▸ **Page text**
= = = =
Michigan Accessibility Plugin

Student Center Image

Student Center: The Landing page for the software of interest

Problem:

The Student Center is an interface that is part of a larger ERP (Enterprise Resource Planning) software. The students at the University of Michigan must use this software to complete certain academic tasks such as adding/dropping classes, check transcripts, and pay tuition. Yet everyday, over 40,000 students must use this system to prolonged due to inefficiency in their designs and interaction”.


Research

As the lead researcher, we wanted to brainstorm for some inquiry and wanted to find these Research questions:

  • What are the constraints that are holding the University to implement a new system/redesign of it?

  • How do Students use the Student Center?

  • What is the overall satisfaction of using the software?

 Gathering Data

To tackle our fundamental research questions, we sought to get information from users (students) by sending out preliminary surveys for a formal User Interview Session. Additionally, we wanted to speak with one of the main stakeholders, the IT- services. Speaking with IT-services will help us understand why Student Center is implemented the way it is.

  • User Interviews

  • Surveys

While we had interviews with users, we had a chance to ask the users about their experience and dive into a contextual Inquiry

  • Contextual inquiry

In addition to the contextual inquiry, we also found that some students had the opportunity to introduce their ‘student center’ system equivalent to our team. As a result, we had some data about competitor interfaces. Thus, allowing us to competitively analyze systems.

  • Competitive Analysis

Findings

 
  • We found from the major Stakeholder and implementor of the system (Michigan ITS) that:

    1) The Student Cetner is only a small aspect of the large (ERP) system

    2) There’s a large push from the University to steer towards cloud-based services

    3) Developing a system from scratch takes too much time and resources

  • From our survey data, contextual inquiry, and competitive analysis we found that users felt that:

    N = 47 (mix of graduate and undergraduate students)

    “It's relatively easy to use, except that navigation is a bit difficult sometimes and I'm afraid to use the back button on my browser.”
= = = =
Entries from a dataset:
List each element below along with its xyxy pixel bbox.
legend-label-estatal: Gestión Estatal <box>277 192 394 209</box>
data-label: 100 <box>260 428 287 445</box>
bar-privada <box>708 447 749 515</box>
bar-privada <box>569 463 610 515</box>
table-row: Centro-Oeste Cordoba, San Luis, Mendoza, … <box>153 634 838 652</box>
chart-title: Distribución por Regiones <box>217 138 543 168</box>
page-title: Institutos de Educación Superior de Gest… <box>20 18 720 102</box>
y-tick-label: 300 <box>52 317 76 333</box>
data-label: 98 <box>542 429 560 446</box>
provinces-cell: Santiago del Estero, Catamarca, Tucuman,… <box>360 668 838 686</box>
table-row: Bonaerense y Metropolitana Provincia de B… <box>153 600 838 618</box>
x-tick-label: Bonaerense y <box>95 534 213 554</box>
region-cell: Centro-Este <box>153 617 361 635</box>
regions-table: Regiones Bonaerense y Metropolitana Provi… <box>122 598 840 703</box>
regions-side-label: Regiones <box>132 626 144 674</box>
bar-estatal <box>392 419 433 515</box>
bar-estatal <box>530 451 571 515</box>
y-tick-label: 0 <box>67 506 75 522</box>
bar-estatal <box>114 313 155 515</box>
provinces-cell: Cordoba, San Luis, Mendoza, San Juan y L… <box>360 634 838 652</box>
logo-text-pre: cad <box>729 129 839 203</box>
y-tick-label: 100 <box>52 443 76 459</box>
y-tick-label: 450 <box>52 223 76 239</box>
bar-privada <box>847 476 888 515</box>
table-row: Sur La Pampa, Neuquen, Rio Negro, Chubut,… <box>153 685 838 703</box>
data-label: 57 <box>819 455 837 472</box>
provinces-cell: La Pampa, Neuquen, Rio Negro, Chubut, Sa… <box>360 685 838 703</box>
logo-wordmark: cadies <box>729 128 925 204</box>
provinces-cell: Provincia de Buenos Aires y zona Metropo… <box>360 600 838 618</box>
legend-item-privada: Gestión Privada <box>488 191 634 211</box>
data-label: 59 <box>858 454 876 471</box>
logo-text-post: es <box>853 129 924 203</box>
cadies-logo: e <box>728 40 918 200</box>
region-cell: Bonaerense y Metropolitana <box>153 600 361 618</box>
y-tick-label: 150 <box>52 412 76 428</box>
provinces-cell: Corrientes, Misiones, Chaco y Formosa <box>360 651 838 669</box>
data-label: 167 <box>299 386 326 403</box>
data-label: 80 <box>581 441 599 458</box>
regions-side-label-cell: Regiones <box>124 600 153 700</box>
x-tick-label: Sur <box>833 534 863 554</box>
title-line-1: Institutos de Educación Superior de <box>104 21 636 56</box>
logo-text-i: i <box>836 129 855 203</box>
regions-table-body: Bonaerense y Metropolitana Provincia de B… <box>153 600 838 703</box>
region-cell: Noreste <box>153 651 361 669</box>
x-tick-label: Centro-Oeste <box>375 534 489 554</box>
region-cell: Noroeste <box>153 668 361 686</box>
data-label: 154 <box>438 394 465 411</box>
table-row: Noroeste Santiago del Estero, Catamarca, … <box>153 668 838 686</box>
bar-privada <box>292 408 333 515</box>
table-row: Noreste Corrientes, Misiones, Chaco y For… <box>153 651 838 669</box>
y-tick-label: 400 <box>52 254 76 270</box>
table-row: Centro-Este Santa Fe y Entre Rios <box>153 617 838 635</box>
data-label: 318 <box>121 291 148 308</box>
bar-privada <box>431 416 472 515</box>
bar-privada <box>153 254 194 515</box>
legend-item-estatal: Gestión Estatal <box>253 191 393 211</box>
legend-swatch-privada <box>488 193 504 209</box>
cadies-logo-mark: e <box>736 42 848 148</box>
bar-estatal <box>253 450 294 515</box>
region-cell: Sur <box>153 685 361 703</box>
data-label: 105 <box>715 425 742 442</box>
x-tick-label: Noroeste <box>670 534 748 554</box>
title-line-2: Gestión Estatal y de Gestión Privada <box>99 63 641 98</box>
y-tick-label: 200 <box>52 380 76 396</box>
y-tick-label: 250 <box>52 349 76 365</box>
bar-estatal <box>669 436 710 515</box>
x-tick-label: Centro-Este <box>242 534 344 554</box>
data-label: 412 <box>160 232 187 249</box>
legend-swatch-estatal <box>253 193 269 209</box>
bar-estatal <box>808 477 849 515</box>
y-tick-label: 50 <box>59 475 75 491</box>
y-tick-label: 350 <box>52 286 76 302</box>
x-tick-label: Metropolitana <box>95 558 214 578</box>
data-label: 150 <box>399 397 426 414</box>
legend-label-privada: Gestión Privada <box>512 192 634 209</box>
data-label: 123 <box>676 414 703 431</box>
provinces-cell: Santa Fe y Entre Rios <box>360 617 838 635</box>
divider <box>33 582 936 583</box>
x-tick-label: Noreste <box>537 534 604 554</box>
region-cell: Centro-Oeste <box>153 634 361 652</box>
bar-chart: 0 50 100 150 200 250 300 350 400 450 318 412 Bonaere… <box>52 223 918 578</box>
= = = =
▸ **Required task 1**
Copy the passage of the Student Center case study from "Gathering Data" to "competitively analyze systems.".
▸ **Required task 2**
Can you condense the paragraph in the Student Center case study that begins "To tackle our fundamental research questions" while keeping its main facts?
▸ **Required task 3**
According to the Student Center case study, what did Michigan ITS say about developing a system from scratch?

▸ **Written reply 1**
Gathering Data

To tackle our fundamental research questions, we sought to get information from users (students) by sending out preliminary surveys for a formal User Interview Session. Additionally, we wanted to speak with one of the main stakeholders, the IT- services. Speaking with IT-services will help us understand why Student Center is implemented the way it is.

  • User Interviews

  • Surveys

While we had interviews with users, we had a chance to ask the users about their experience and dive into a contextual Inquiry

  • Contextual inquiry

In addition to the contextual inquiry, we also found that some students had the opportunity to introduce their ‘student center’ system equivalent to our team. As a result, we had some data about competitor interfaces. Thus, allowing us to competitively analyze systems.

▸ **Written reply 2**
To answer its research questions, the team sent students preliminary surveys to recruit them for a formal user interview session. The team also planned to talk with IT services, a main stakeholder, to learn why Student Center is implemented the way it is.

▸ **Written reply 3**
It takes too much time and resources.